**Work required**
Reproduce the material word for word; the images stay out.
-- START OF Input records --
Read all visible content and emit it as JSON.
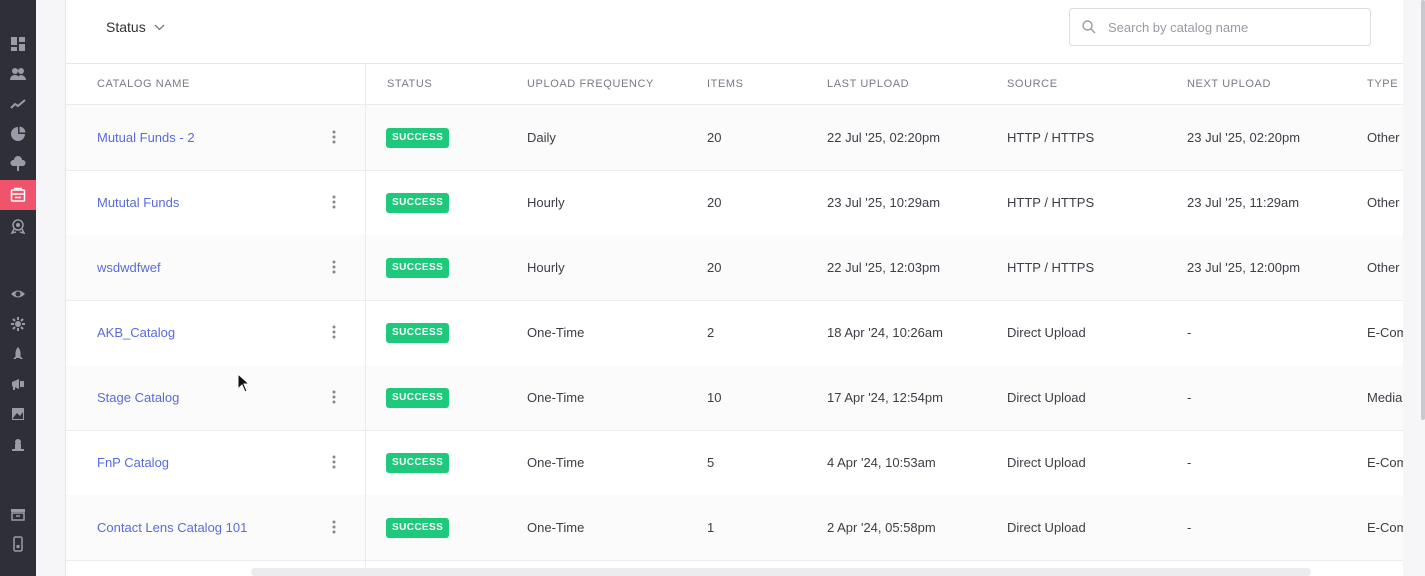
{
  "sidebar": {
    "icons": [
      {
        "name": "dashboard-icon"
      },
      {
        "name": "users-icon"
      },
      {
        "name": "trends-icon"
      },
      {
        "name": "pie-chart-icon"
      },
      {
        "name": "cloud-upload-icon"
      },
      {
        "name": "catalog-icon",
        "active": true
      },
      {
        "name": "badge-icon"
      },
      {
        "name": "eye-icon"
      },
      {
        "name": "settings-icon"
      },
      {
        "name": "rocket-icon"
      },
      {
        "name": "megaphone-icon"
      },
      {
        "name": "image-icon"
      },
      {
        "name": "plugin-icon"
      },
      {
        "name": "archive-icon"
      },
      {
        "name": "mobile-icon"
      }
    ]
  },
  "toolbar": {
    "status_filter_label": "Status",
    "search_placeholder": "Search by catalog name"
  },
  "table": {
    "headers": {
      "name": "CATALOG NAME",
      "status": "STATUS",
      "frequency": "UPLOAD FREQUENCY",
      "items": "ITEMS",
      "last_upload": "LAST UPLOAD",
      "source": "SOURCE",
      "next_upload": "NEXT UPLOAD",
      "type": "TYPE"
    },
    "rows": [
      {
        "name": "Mutual Funds - 2",
        "status": "SUCCESS",
        "frequency": "Daily",
        "items": "20",
        "last_upload": "22 Jul '25, 02:20pm",
        "source": "HTTP / HTTPS",
        "next_upload": "23 Jul '25, 02:20pm",
        "type": "Other"
      },
      {
        "name": "Mututal Funds",
        "status": "SUCCESS",
        "frequency": "Hourly",
        "items": "20",
        "last_upload": "23 Jul '25, 10:29am",
        "source": "HTTP / HTTPS",
        "next_upload": "23 Jul '25, 11:29am",
        "type": "Other"
      },
      {
        "name": "wsdwdfwef",
        "status": "SUCCESS",
        "frequency": "Hourly",
        "items": "20",
        "last_upload": "22 Jul '25, 12:03pm",
        "source": "HTTP / HTTPS",
        "next_upload": "23 Jul '25, 12:00pm",
        "type": "Other"
      },
      {
        "name": "AKB_Catalog",
        "status": "SUCCESS",
        "frequency": "One-Time",
        "items": "2",
        "last_upload": "18 Apr '24, 10:26am",
        "source": "Direct Upload",
        "next_upload": "-",
        "type": "E-Com"
      },
      {
        "name": "Stage Catalog",
        "status": "SUCCESS",
        "frequency": "One-Time",
        "items": "10",
        "last_upload": "17 Apr '24, 12:54pm",
        "source": "Direct Upload",
        "next_upload": "-",
        "type": "Media"
      },
      {
        "name": "FnP Catalog",
        "status": "SUCCESS",
        "frequency": "One-Time",
        "items": "5",
        "last_upload": "4 Apr '24, 10:53am",
        "source": "Direct Upload",
        "next_upload": "-",
        "type": "E-Com"
      },
      {
        "name": "Contact Lens Catalog 101",
        "status": "SUCCESS",
        "frequency": "One-Time",
        "items": "1",
        "last_upload": "2 Apr '24, 05:58pm",
        "source": "Direct Upload",
        "next_upload": "-",
        "type": "E-Com"
      }
    ]
  },
  "colors": {
    "sidebar_bg": "#2e2f37",
    "active_accent": "#f0546c",
    "success_badge": "#1ec97b",
    "link": "#5a6bd8"
  }
}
-- END OF Input records --
**Full response**
Read all visible content and emit it as JSON.
{
  "sidebar": {
    "icons": [
      {
        "name": "dashboard-icon"
      },
      {
        "name": "users-icon"
      },
      {
        "name": "trends-icon"
      },
      {
        "name": "pie-chart-icon"
      },
      {
        "name": "cloud-upload-icon"
      },
      {
        "name": "catalog-icon",
        "active": true
      },
      {
        "name": "badge-icon"
      },
      {
        "name": "eye-icon"
      },
      {
        "name": "settings-icon"
      },
      {
        "name": "rocket-icon"
      },
      {
        "name": "megaphone-icon"
      },
      {
        "name": "image-icon"
      },
      {
        "name": "plugin-icon"
      },
      {
        "name": "archive-icon"
      },
      {
        "name": "mobile-icon"
      }
    ]
  },
  "toolbar": {
    "status_filter_label": "Status",
    "search_placeholder": "Search by catalog name"
  },
  "table": {
    "headers": {
      "name": "CATALOG NAME",
      "status": "STATUS",
      "frequency": "UPLOAD FREQUENCY",
      "items": "ITEMS",
      "last_upload": "LAST UPLOAD",
      "source": "SOURCE",
      "next_upload": "NEXT UPLOAD",
      "type": "TYPE"
    },
    "rows": [
      {
        "name": "Mutual Funds - 2",
        "status": "SUCCESS",
        "frequency": "Daily",
        "items": "20",
        "last_upload": "22 Jul '25, 02:20pm",
        "source": "HTTP / HTTPS",
        "next_upload": "23 Jul '25, 02:20pm",
        "type": "Other"
      },
      {
        "name": "Mututal Funds",
        "status": "SUCCESS",
        "frequency": "Hourly",
        "items": "20",
        "last_upload": "23 Jul '25, 10:29am",
        "source": "HTTP / HTTPS",
        "next_upload": "23 Jul '25, 11:29am",
        "type": "Other"
      },
      {
        "name": "wsdwdfwef",
        "status": "SUCCESS",
        "frequency": "Hourly",
        "items": "20",
        "last_upload": "22 Jul '25, 12:03pm",
        "source": "HTTP / HTTPS",
        "next_upload": "23 Jul '25, 12:00pm",
        "type": "Other"
      },
      {
        "name": "AKB_Catalog",
        "status": "SUCCESS",
        "frequency": "One-Time",
        "items": "2",
        "last_upload": "18 Apr '24, 10:26am",
        "source": "Direct Upload",
        "next_upload": "-",
        "type": "E-Com"
      },
      {
        "name": "Stage Catalog",
        "status": "SUCCESS",
        "frequency": "One-Time",
        "items": "10",
        "last_upload": "17 Apr '24, 12:54pm",
        "source": "Direct Upload",
        "next_upload": "-",
        "type": "Media"
      },
      {
        "name": "FnP Catalog",
        "status": "SUCCESS",
        "frequency": "One-Time",
        "items": "5",
        "last_upload": "4 Apr '24, 10:53am",
        "source": "Direct Upload",
        "next_upload": "-",
        "type": "E-Com"
      },
      {
        "name": "Contact Lens Catalog 101",
        "status": "SUCCESS",
        "frequency": "One-Time",
        "items": "1",
        "last_upload": "2 Apr '24, 05:58pm",
        "source": "Direct Upload",
        "next_upload": "-",
        "type": "E-Com"
      }
    ]
  },
  "colors": {
    "sidebar_bg": "#2e2f37",
    "active_accent": "#f0546c",
    "success_badge": "#1ec97b",
    "link": "#5a6bd8"
  }
}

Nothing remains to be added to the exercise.